--- START OF Available records ---

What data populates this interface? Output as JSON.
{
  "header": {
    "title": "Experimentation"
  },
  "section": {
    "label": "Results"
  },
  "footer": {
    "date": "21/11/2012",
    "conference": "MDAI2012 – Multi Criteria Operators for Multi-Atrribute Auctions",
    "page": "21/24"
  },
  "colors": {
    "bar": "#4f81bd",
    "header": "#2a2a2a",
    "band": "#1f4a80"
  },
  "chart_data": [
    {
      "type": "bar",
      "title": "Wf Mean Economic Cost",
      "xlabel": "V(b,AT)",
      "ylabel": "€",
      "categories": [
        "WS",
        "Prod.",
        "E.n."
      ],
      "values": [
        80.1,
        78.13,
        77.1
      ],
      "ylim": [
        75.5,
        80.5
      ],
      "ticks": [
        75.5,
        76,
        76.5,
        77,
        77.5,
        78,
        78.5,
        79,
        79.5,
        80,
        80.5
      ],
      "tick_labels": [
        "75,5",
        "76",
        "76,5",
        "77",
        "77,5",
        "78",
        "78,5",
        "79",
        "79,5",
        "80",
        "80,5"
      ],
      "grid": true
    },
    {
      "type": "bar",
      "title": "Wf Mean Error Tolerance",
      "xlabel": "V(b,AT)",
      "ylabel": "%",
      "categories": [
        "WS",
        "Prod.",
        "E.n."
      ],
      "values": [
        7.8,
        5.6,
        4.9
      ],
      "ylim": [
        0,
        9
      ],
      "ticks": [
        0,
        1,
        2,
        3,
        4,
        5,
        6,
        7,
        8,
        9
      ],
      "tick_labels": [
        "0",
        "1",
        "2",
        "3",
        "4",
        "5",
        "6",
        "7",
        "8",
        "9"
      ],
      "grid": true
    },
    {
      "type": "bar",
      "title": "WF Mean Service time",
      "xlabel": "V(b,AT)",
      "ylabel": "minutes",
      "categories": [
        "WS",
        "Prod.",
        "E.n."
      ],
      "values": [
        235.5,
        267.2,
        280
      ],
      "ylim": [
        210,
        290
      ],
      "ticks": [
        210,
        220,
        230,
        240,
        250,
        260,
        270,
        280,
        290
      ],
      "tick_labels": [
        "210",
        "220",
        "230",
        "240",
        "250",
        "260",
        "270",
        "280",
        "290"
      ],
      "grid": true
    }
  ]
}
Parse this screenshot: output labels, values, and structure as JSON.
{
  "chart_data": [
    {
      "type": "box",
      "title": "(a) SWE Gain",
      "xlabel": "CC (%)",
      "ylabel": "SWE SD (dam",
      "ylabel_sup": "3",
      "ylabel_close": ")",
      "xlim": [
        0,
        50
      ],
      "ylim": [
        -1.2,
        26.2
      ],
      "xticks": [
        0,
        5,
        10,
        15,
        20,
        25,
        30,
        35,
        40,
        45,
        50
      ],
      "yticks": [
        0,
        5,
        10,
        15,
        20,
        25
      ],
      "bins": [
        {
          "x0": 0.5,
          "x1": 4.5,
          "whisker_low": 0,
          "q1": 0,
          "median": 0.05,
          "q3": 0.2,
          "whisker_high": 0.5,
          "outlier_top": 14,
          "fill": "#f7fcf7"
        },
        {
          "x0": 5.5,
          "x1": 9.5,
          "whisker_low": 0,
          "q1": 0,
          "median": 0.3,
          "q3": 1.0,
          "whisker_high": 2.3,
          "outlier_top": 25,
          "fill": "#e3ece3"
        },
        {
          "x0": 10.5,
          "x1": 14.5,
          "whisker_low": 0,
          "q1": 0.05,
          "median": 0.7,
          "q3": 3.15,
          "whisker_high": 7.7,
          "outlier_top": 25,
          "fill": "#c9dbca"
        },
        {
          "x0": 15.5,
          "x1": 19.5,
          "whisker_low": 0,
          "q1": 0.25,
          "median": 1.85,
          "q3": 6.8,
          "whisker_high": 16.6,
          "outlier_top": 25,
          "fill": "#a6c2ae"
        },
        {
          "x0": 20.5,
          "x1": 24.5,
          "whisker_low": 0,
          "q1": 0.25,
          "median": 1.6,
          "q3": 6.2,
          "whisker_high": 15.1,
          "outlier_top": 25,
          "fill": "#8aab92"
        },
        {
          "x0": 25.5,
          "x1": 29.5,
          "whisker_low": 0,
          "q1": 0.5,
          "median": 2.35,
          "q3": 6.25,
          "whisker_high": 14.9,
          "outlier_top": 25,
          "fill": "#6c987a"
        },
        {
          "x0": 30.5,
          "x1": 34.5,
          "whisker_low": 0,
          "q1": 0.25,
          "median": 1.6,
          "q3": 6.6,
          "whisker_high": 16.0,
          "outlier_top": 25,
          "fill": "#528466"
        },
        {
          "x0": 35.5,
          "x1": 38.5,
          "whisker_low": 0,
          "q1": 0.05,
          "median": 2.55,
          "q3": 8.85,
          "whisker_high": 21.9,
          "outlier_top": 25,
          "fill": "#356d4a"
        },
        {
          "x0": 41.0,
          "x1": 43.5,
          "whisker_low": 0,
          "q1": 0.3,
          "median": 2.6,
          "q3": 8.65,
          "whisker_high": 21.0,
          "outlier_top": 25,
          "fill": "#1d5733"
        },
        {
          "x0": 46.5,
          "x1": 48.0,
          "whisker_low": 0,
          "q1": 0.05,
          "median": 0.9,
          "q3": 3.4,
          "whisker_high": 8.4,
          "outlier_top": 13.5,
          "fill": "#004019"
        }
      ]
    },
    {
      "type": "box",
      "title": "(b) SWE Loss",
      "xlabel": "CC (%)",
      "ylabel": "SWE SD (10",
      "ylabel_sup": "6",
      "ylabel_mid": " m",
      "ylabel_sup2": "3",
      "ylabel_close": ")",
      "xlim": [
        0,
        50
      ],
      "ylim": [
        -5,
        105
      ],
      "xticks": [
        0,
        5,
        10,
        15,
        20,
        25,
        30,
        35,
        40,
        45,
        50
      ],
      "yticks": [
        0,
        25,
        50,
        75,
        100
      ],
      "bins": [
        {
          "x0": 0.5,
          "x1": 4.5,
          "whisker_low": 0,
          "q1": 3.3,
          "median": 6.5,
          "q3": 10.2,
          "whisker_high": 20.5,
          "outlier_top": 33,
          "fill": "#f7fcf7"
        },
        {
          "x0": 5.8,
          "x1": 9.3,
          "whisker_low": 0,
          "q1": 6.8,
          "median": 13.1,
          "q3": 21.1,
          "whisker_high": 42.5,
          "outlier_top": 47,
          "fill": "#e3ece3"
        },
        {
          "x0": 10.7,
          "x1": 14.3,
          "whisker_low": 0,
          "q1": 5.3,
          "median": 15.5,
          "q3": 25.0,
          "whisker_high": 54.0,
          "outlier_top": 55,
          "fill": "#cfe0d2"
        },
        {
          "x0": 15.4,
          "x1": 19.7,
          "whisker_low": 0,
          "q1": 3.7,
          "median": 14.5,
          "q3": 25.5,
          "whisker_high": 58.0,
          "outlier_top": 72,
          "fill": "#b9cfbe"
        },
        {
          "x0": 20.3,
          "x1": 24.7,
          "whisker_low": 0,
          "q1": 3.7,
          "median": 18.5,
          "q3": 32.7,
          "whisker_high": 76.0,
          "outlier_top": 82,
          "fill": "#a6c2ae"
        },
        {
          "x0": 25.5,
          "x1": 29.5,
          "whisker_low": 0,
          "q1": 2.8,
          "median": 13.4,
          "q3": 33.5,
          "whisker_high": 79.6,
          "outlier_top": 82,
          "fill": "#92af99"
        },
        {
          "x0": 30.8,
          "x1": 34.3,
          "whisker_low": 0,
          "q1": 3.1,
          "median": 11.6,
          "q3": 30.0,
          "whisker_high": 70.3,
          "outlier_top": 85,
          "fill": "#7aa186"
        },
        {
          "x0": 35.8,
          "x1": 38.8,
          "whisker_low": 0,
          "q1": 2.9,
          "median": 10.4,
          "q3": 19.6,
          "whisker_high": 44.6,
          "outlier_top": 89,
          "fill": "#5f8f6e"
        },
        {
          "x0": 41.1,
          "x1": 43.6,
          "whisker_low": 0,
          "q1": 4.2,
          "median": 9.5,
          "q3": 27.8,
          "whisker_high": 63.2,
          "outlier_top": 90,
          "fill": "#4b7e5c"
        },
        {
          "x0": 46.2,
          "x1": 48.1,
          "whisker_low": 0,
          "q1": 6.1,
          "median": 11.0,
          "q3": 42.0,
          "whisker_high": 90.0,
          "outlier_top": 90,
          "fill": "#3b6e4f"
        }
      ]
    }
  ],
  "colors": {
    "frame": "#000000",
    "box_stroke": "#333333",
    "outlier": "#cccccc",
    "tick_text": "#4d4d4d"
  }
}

--- END OF Available records ---

→ Problem to work on
Count the lines that include the word "title" and state the result as a bare number.

→ Answer to the exercise
6